■ **INSTRUCTIONS TO FOLLOW**: Every entry must be echoed exactly.

====== DATA SHOWN

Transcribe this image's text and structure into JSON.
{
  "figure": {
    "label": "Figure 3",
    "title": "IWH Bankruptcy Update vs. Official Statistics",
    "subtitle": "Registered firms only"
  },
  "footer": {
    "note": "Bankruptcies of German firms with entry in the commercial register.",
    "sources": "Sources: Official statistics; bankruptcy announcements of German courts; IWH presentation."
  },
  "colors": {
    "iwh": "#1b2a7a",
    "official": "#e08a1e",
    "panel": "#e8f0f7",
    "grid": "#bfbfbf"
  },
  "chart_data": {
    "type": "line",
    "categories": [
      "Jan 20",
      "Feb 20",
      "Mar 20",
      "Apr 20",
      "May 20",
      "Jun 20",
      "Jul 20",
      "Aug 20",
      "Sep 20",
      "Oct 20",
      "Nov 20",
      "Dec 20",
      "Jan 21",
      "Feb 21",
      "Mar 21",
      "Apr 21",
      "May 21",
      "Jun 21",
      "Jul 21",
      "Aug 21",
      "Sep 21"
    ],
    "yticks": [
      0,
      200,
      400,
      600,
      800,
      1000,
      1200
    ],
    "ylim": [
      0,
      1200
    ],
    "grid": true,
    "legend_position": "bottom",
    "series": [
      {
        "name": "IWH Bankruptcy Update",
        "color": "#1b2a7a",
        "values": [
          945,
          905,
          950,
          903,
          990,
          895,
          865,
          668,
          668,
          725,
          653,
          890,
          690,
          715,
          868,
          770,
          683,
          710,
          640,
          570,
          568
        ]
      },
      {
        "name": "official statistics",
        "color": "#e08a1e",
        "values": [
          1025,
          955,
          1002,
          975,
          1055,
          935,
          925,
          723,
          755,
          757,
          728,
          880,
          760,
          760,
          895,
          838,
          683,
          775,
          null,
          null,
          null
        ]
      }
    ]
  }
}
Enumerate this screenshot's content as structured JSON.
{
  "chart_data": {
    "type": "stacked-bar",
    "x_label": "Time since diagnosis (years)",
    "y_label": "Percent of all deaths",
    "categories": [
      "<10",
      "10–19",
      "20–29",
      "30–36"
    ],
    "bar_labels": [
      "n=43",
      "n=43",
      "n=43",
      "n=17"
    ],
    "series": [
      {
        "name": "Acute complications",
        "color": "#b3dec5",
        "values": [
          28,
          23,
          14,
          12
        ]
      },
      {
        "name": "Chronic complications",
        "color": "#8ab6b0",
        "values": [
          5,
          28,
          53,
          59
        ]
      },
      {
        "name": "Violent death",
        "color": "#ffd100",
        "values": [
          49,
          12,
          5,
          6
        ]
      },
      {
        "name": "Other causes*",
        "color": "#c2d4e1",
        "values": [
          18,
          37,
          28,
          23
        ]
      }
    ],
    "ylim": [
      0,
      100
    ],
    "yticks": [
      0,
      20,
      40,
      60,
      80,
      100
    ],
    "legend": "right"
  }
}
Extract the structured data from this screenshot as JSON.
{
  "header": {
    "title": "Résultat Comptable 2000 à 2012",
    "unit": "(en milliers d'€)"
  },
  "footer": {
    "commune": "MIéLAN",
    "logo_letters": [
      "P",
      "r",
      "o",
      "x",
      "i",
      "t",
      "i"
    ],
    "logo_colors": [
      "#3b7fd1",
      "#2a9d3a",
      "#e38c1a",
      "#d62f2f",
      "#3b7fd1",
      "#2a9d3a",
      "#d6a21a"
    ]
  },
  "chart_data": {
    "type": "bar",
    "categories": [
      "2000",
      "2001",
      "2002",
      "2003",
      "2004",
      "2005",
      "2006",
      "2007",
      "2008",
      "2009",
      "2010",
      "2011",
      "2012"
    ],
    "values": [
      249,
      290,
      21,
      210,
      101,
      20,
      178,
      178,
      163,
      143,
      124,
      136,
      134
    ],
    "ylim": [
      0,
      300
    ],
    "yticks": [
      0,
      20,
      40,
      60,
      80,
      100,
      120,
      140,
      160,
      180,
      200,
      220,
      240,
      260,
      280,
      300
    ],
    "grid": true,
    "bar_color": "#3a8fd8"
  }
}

============

■ **SOLUTION FOR THIS PROBLEM**:
Transcribe this image's text and structure into JSON.
{
  "figure": {
    "label": "Figure 3",
    "title": "IWH Bankruptcy Update vs. Official Statistics",
    "subtitle": "Registered firms only"
  },
  "footer": {
    "note": "Bankruptcies of German firms with entry in the commercial register.",
    "sources": "Sources: Official statistics; bankruptcy announcements of German courts; IWH presentation."
  },
  "colors": {
    "iwh": "#1b2a7a",
    "official": "#e08a1e",
    "panel": "#e8f0f7",
    "grid": "#bfbfbf"
  },
  "chart_data": {
    "type": "line",
    "categories": [
      "Jan 20",
      "Feb 20",
      "Mar 20",
      "Apr 20",
      "May 20",
      "Jun 20",
      "Jul 20",
      "Aug 20",
      "Sep 20",
      "Oct 20",
      "Nov 20",
      "Dec 20",
      "Jan 21",
      "Feb 21",
      "Mar 21",
      "Apr 21",
      "May 21",
      "Jun 21",
      "Jul 21",
      "Aug 21",
      "Sep 21"
    ],
    "yticks": [
      0,
      200,
      400,
      600,
      800,
      1000,
      1200
    ],
    "ylim": [
      0,
      1200
    ],
    "grid": true,
    "legend_position": "bottom",
    "series": [
      {
        "name": "IWH Bankruptcy Update",
        "color": "#1b2a7a",
        "values": [
          945,
          905,
          950,
          903,
          990,
          895,
          865,
          668,
          668,
          725,
          653,
          890,
          690,
          715,
          868,
          770,
          683,
          710,
          640,
          570,
          568
        ]
      },
      {
        "name": "official statistics",
        "color": "#e08a1e",
        "values": [
          1025,
          955,
          1002,
          975,
          1055,
          935,
          925,
          723,
          755,
          757,
          728,
          880,
          760,
          760,
          895,
          838,
          683,
          775,
          null,
          null,
          null
        ]
      }
    ]
  }
}
Enumerate this screenshot's content as structured JSON.
{
  "chart_data": {
    "type": "stacked-bar",
    "x_label": "Time since diagnosis (years)",
    "y_label": "Percent of all deaths",
    "categories": [
      "<10",
      "10–19",
      "20–29",
      "30–36"
    ],
    "bar_labels": [
      "n=43",
      "n=43",
      "n=43",
      "n=17"
    ],
    "series": [
      {
        "name": "Acute complications",
        "color": "#b3dec5",
        "values": [
          28,
          23,
          14,
          12
        ]
      },
      {
        "name": "Chronic complications",
        "color": "#8ab6b0",
        "values": [
          5,
          28,
          53,
          59
        ]
      },
      {
        "name": "Violent death",
        "color": "#ffd100",
        "values": [
          49,
          12,
          5,
          6
        ]
      },
      {
        "name": "Other causes*",
        "color": "#c2d4e1",
        "values": [
          18,
          37,
          28,
          23
        ]
      }
    ],
    "ylim": [
      0,
      100
    ],
    "yticks": [
      0,
      20,
      40,
      60,
      80,
      100
    ],
    "legend": "right"
  }
}
Extract the structured data from this screenshot as JSON.
{
  "header": {
    "title": "Résultat Comptable 2000 à 2012",
    "unit": "(en milliers d'€)"
  },
  "footer": {
    "commune": "MIéLAN",
    "logo_letters": [
      "P",
      "r",
      "o",
      "x",
      "i",
      "t",
      "i"
    ],
    "logo_colors": [
      "#3b7fd1",
      "#2a9d3a",
      "#e38c1a",
      "#d62f2f",
      "#3b7fd1",
      "#2a9d3a",
      "#d6a21a"
    ]
  },
  "chart_data": {
    "type": "bar",
    "categories": [
      "2000",
      "2001",
      "2002",
      "2003",
      "2004",
      "2005",
      "2006",
      "2007",
      "2008",
      "2009",
      "2010",
      "2011",
      "2012"
    ],
    "values": [
      249,
      290,
      21,
      210,
      101,
      20,
      178,
      178,
      163,
      143,
      124,
      136,
      134
    ],
    "ylim": [
      0,
      300
    ],
    "yticks": [
      0,
      20,
      40,
      60,
      80,
      100,
      120,
      140,
      160,
      180,
      200,
      220,
      240,
      260,
      280,
      300
    ],
    "grid": true,
    "bar_color": "#3a8fd8"
  }
}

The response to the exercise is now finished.